● PROBLEM DETAILS
Please output the records below in full, exactly as given, but without the images.

● RECORDS SHOWN
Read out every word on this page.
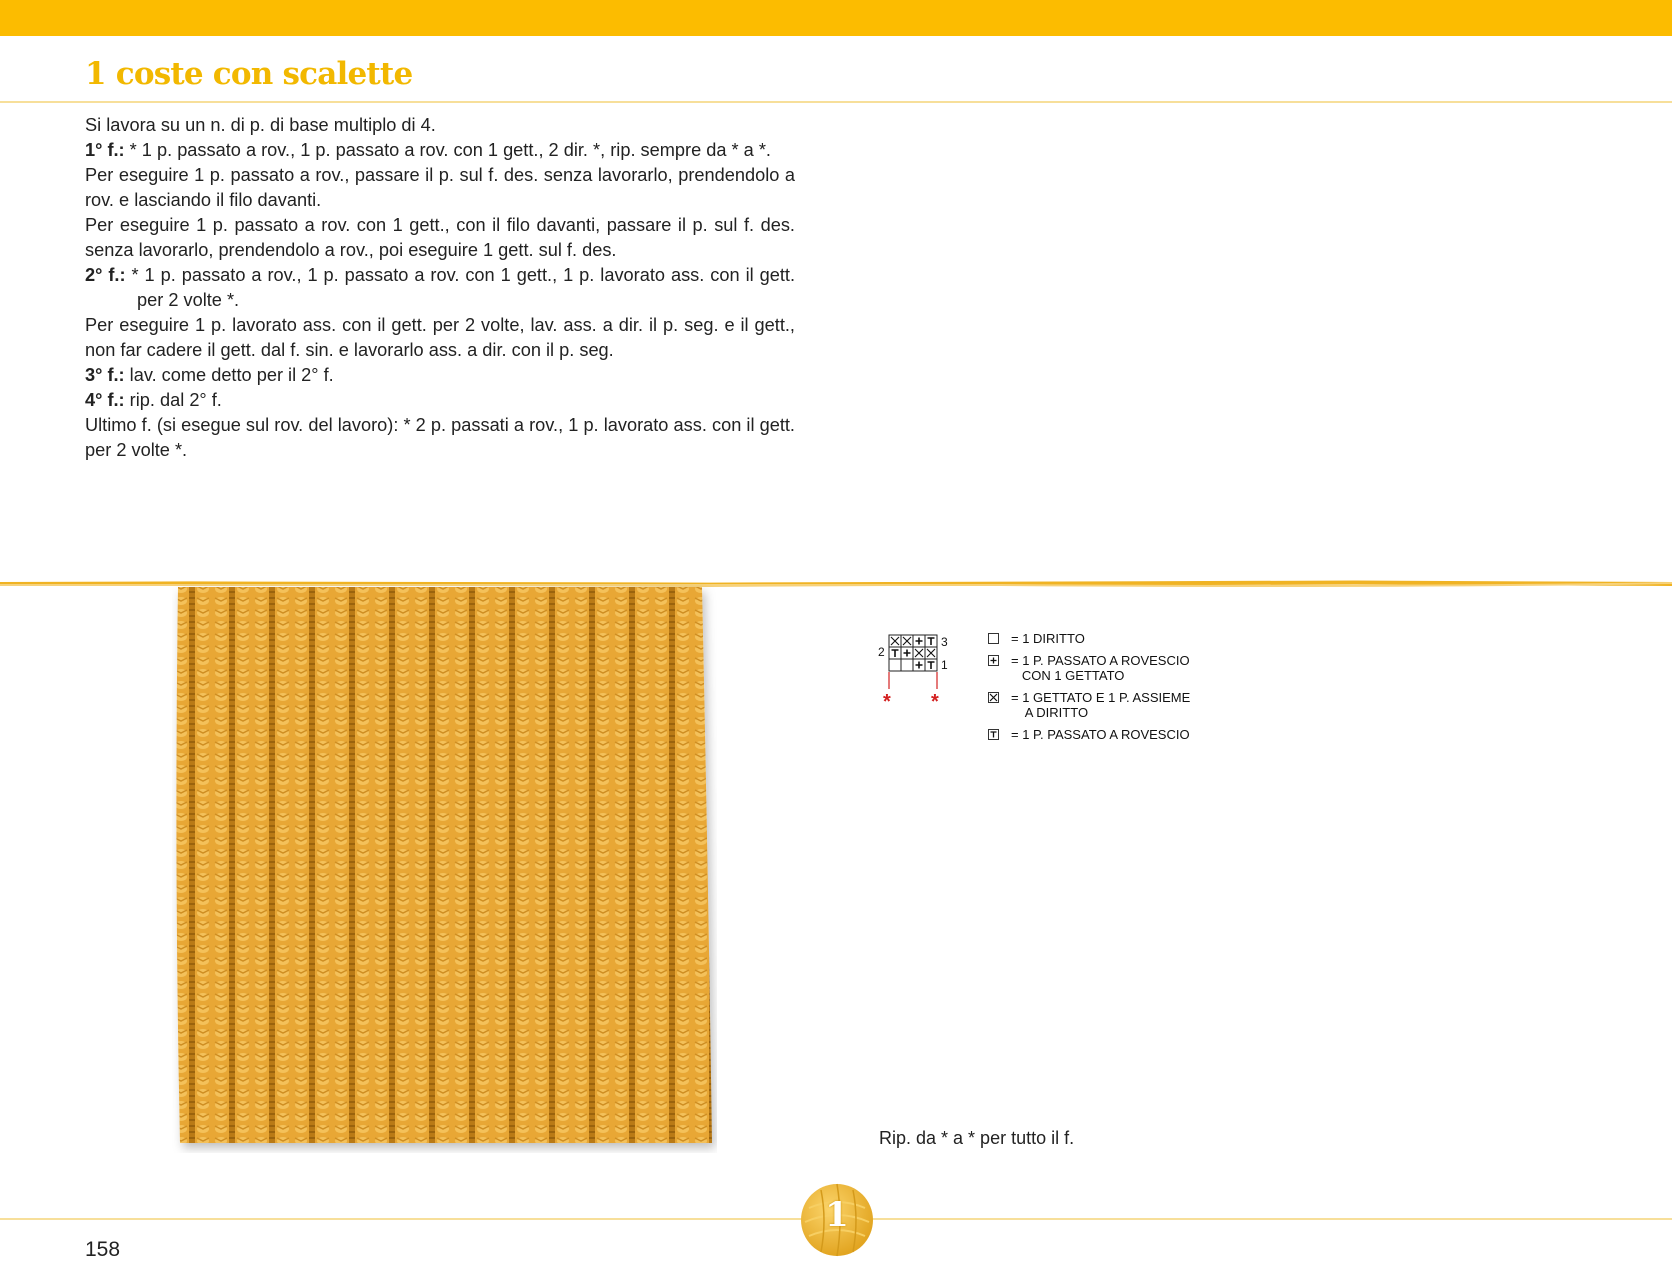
1 coste con scalette

Si lavora su un n. di p. di base multiplo di 4.

1° f.: * 1 p. passato a rov., 1 p. passato a rov. con 1 gett., 2 dir. *, rip. sempre da * a *.

Per eseguire 1 p. passato a rov., passare il p. sul f. des. senza lavorarlo, prendendolo a rov. e lasciando il filo davanti.

Per eseguire 1 p. passato a rov. con 1 gett., con il filo davanti, passare il p. sul f. des. senza lavorarlo, prendendolo a rov., poi eseguire 1 gett. sul f. des.

2° f.: * 1 p. passato a rov., 1 p. passato a rov. con 1 gett., 1 p. lavorato ass. con il gett. per 2 volte *.

Per eseguire 1 p. lavorato ass. con il gett. per 2 volte, lav. ass. a dir. il p. seg. e il gett., non far cadere il gett. dal f. sin. e lavorarlo ass. a dir. con il p. seg.

3° f.: lav. come detto per il 2° f.

4° f.: rip. dal 2° f.

Ultimo f. (si esegue sul rov. del lavoro): * 2 p. passati a rov., 1 p. lavorato ass. con il gett. per 2 volte *.

3
2
1
* *
= 1 DIRITTO
= 1 P. PASSATO A ROVESCIO
CON 1 GETTATO
= 1 GETTATO E 1 P. ASSIEME
A DIRITTO
= 1 P. PASSATO A ROVESCIO

Rip. da * a * per tutto il f.

1

158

● ANSWER FOR THE TASK
Read out every word on this page.
1 coste con scalette

Si lavora su un n. di p. di base multiplo di 4.

1° f.: * 1 p. passato a rov., 1 p. passato a rov. con 1 gett., 2 dir. *, rip. sempre da * a *.

Per eseguire 1 p. passato a rov., passare il p. sul f. des. senza lavorarlo, prendendolo a rov. e lasciando il filo davanti.

Per eseguire 1 p. passato a rov. con 1 gett., con il filo davanti, passare il p. sul f. des. senza lavorarlo, prendendolo a rov., poi eseguire 1 gett. sul f. des.

2° f.: * 1 p. passato a rov., 1 p. passato a rov. con 1 gett., 1 p. lavorato ass. con il gett. per 2 volte *.

Per eseguire 1 p. lavorato ass. con il gett. per 2 volte, lav. ass. a dir. il p. seg. e il gett., non far cadere il gett. dal f. sin. e lavorarlo ass. a dir. con il p. seg.

3° f.: lav. come detto per il 2° f.

4° f.: rip. dal 2° f.

Ultimo f. (si esegue sul rov. del lavoro): * 2 p. passati a rov., 1 p. lavorato ass. con il gett. per 2 volte *.

3
2
1
* *
= 1 DIRITTO
= 1 P. PASSATO A ROVESCIO
CON 1 GETTATO
= 1 GETTATO E 1 P. ASSIEME
A DIRITTO
= 1 P. PASSATO A ROVESCIO

Rip. da * a * per tutto il f.

1

158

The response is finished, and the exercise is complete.